- _SUPPLIED INFORMATION_
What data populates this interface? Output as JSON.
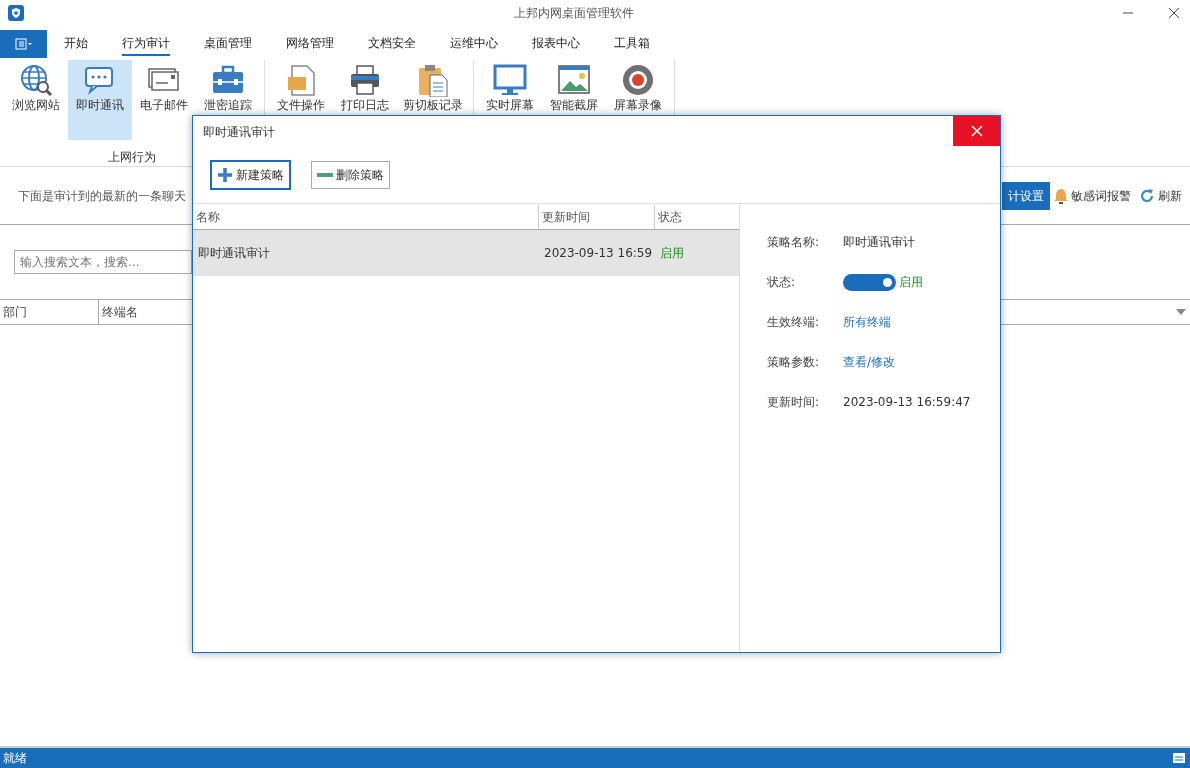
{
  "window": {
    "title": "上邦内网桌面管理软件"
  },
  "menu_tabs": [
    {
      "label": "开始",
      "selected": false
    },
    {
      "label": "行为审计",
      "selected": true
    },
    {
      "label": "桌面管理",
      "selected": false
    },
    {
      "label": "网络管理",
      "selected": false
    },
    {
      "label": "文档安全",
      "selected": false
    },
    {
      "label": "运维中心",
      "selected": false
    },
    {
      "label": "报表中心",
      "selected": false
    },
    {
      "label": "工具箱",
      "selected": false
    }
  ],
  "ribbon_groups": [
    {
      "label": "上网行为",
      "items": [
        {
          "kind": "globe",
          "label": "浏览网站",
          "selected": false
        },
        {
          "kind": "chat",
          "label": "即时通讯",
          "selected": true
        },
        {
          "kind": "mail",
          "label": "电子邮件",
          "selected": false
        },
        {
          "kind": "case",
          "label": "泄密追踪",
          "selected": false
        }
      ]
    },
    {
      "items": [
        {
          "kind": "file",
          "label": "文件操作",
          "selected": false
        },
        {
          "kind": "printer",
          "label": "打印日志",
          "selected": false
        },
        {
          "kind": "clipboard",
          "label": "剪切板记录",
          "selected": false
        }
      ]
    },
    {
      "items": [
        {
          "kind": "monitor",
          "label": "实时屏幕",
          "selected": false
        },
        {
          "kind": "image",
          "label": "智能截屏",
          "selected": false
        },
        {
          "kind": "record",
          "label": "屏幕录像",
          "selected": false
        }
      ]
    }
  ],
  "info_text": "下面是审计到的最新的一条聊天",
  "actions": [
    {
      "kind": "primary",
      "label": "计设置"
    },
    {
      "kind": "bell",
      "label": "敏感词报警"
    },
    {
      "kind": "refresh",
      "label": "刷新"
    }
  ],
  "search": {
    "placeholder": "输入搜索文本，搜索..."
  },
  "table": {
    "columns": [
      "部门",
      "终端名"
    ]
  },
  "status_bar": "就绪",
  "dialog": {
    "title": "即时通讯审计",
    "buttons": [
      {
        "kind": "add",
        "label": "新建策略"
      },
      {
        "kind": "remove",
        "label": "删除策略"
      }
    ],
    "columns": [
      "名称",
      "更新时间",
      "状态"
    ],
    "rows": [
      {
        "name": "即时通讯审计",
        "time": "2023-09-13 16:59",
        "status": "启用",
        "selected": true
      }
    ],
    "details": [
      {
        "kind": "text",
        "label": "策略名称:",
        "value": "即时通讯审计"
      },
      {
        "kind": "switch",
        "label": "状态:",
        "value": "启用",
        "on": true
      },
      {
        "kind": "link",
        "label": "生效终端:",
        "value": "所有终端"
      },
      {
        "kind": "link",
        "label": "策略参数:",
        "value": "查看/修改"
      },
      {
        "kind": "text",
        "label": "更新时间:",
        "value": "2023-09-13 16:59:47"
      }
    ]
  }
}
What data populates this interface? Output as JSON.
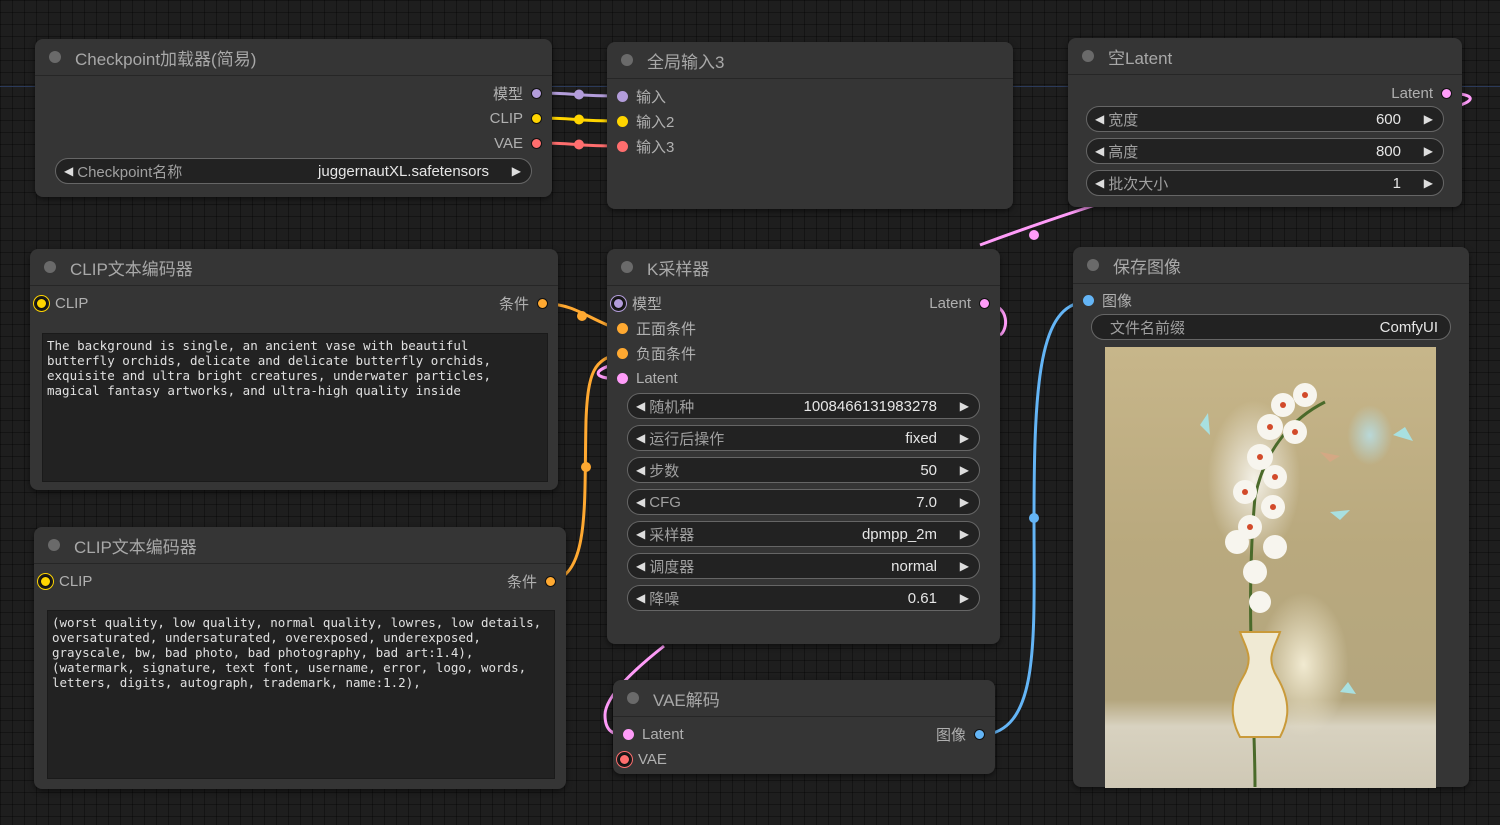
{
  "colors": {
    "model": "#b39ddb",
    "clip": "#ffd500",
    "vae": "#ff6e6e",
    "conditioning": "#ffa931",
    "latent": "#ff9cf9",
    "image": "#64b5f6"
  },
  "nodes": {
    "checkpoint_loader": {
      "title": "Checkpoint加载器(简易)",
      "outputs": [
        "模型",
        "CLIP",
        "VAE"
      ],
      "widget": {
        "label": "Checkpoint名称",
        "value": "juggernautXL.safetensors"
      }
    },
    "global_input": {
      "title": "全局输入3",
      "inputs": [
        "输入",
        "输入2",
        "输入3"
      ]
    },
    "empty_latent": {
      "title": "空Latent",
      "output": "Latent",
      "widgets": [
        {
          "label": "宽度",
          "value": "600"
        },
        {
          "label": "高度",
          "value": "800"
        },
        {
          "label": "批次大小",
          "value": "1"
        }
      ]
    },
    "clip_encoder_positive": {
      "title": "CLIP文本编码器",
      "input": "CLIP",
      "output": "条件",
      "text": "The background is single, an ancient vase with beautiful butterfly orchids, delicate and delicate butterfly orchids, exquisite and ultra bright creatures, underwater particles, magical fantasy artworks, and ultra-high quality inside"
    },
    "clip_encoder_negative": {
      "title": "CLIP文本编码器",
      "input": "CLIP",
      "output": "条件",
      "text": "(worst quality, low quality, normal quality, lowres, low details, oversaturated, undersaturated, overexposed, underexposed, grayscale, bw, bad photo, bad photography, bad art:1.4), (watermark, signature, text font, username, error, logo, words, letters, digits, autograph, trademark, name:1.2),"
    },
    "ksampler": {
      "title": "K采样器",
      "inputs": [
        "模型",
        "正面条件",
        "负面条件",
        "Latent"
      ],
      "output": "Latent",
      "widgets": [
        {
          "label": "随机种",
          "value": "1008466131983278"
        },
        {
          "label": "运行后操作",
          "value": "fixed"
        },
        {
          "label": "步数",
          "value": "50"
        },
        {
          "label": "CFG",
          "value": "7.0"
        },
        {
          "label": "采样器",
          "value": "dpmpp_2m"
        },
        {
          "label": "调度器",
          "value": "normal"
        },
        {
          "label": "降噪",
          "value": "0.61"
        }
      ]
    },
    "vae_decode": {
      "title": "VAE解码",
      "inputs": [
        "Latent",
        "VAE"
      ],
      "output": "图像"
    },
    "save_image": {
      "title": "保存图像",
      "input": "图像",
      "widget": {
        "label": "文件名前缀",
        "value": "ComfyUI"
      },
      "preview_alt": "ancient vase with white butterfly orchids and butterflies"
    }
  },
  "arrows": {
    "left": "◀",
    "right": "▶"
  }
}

- _TASK BRIEF_
From the data above, copy each line that holds "即时通讯审计".

- _PROBLEM SOLUTION_
    "title": "即时通讯审计",
        "name": "即时通讯审计",
        "value": "即时通讯审计"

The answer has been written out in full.